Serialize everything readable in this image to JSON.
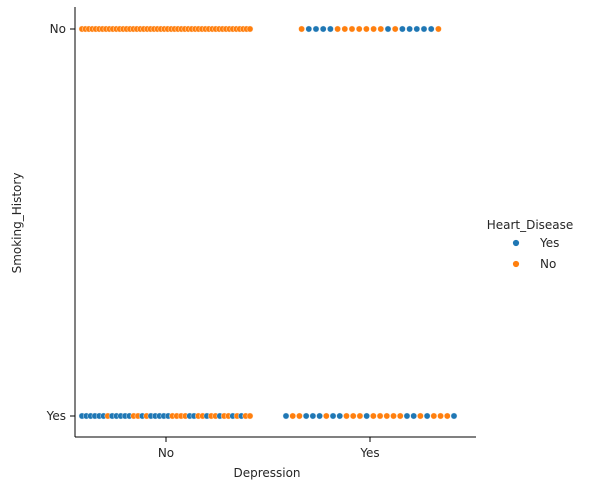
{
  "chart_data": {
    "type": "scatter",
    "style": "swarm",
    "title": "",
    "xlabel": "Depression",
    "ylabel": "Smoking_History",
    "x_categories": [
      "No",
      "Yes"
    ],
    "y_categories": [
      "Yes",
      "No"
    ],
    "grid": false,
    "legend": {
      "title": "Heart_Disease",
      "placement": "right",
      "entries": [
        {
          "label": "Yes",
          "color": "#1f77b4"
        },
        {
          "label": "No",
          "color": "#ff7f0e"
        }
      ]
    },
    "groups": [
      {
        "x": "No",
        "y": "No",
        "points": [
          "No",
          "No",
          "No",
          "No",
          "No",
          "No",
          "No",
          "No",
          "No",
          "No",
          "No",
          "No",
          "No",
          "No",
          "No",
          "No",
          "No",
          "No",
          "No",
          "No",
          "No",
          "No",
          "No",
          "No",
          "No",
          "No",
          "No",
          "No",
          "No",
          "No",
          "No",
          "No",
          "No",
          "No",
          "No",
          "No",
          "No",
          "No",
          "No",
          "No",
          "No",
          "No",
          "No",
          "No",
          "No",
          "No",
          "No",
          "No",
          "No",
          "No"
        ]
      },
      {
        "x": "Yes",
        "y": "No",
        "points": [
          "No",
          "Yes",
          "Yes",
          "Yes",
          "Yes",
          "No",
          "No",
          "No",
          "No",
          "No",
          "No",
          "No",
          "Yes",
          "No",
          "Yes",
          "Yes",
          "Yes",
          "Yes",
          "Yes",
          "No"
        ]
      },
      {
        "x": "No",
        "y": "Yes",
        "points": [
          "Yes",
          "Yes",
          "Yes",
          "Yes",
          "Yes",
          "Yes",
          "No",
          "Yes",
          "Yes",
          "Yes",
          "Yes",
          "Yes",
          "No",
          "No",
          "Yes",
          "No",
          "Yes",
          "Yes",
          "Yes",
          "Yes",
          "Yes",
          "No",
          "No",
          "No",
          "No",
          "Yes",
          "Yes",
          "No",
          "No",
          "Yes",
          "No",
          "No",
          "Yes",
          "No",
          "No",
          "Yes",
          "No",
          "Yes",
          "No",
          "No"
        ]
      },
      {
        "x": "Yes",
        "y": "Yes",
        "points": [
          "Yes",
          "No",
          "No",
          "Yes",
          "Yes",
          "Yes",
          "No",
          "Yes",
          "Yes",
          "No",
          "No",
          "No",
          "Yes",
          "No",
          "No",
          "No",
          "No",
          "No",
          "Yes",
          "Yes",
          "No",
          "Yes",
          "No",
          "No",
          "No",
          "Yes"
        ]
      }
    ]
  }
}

+ + + + +

**What is required**
Exclude the images, then output the data above word for word.

**Solution to this exercise**
Serialize everything readable in this image to JSON.
{
  "chart_data": {
    "type": "scatter",
    "style": "swarm",
    "title": "",
    "xlabel": "Depression",
    "ylabel": "Smoking_History",
    "x_categories": [
      "No",
      "Yes"
    ],
    "y_categories": [
      "Yes",
      "No"
    ],
    "grid": false,
    "legend": {
      "title": "Heart_Disease",
      "placement": "right",
      "entries": [
        {
          "label": "Yes",
          "color": "#1f77b4"
        },
        {
          "label": "No",
          "color": "#ff7f0e"
        }
      ]
    },
    "groups": [
      {
        "x": "No",
        "y": "No",
        "points": [
          "No",
          "No",
          "No",
          "No",
          "No",
          "No",
          "No",
          "No",
          "No",
          "No",
          "No",
          "No",
          "No",
          "No",
          "No",
          "No",
          "No",
          "No",
          "No",
          "No",
          "No",
          "No",
          "No",
          "No",
          "No",
          "No",
          "No",
          "No",
          "No",
          "No",
          "No",
          "No",
          "No",
          "No",
          "No",
          "No",
          "No",
          "No",
          "No",
          "No",
          "No",
          "No",
          "No",
          "No",
          "No",
          "No",
          "No",
          "No",
          "No",
          "No"
        ]
      },
      {
        "x": "Yes",
        "y": "No",
        "points": [
          "No",
          "Yes",
          "Yes",
          "Yes",
          "Yes",
          "No",
          "No",
          "No",
          "No",
          "No",
          "No",
          "No",
          "Yes",
          "No",
          "Yes",
          "Yes",
          "Yes",
          "Yes",
          "Yes",
          "No"
        ]
      },
      {
        "x": "No",
        "y": "Yes",
        "points": [
          "Yes",
          "Yes",
          "Yes",
          "Yes",
          "Yes",
          "Yes",
          "No",
          "Yes",
          "Yes",
          "Yes",
          "Yes",
          "Yes",
          "No",
          "No",
          "Yes",
          "No",
          "Yes",
          "Yes",
          "Yes",
          "Yes",
          "Yes",
          "No",
          "No",
          "No",
          "No",
          "Yes",
          "Yes",
          "No",
          "No",
          "Yes",
          "No",
          "No",
          "Yes",
          "No",
          "No",
          "Yes",
          "No",
          "Yes",
          "No",
          "No"
        ]
      },
      {
        "x": "Yes",
        "y": "Yes",
        "points": [
          "Yes",
          "No",
          "No",
          "Yes",
          "Yes",
          "Yes",
          "No",
          "Yes",
          "Yes",
          "No",
          "No",
          "No",
          "Yes",
          "No",
          "No",
          "No",
          "No",
          "No",
          "Yes",
          "Yes",
          "No",
          "Yes",
          "No",
          "No",
          "No",
          "Yes"
        ]
      }
    ]
  }
}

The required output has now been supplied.